*Written exercise*. Return all lines with the word "Analysis" in them.

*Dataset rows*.
***

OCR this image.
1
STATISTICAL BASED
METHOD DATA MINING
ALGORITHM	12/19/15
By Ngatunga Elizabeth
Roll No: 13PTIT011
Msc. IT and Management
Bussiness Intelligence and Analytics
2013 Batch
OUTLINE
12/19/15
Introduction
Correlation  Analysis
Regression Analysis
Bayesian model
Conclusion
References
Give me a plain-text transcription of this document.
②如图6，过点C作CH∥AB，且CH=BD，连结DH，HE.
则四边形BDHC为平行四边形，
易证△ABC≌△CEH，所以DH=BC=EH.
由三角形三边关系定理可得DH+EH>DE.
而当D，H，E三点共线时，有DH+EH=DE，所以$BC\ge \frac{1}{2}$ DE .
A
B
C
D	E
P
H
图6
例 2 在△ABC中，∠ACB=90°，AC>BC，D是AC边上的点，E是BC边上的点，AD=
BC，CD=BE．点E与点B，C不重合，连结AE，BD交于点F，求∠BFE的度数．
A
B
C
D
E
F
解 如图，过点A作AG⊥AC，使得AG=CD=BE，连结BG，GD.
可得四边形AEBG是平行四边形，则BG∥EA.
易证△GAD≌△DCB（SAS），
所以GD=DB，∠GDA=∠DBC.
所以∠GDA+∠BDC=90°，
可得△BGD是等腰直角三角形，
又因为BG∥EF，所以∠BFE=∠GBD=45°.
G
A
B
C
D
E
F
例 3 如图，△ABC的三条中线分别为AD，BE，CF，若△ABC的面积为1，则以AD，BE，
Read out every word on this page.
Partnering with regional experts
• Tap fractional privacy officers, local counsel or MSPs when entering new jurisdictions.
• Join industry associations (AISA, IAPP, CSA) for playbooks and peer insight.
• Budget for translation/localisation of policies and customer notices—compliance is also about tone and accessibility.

***

*Solved problem*.
Correlation  Analysis
Regression Analysis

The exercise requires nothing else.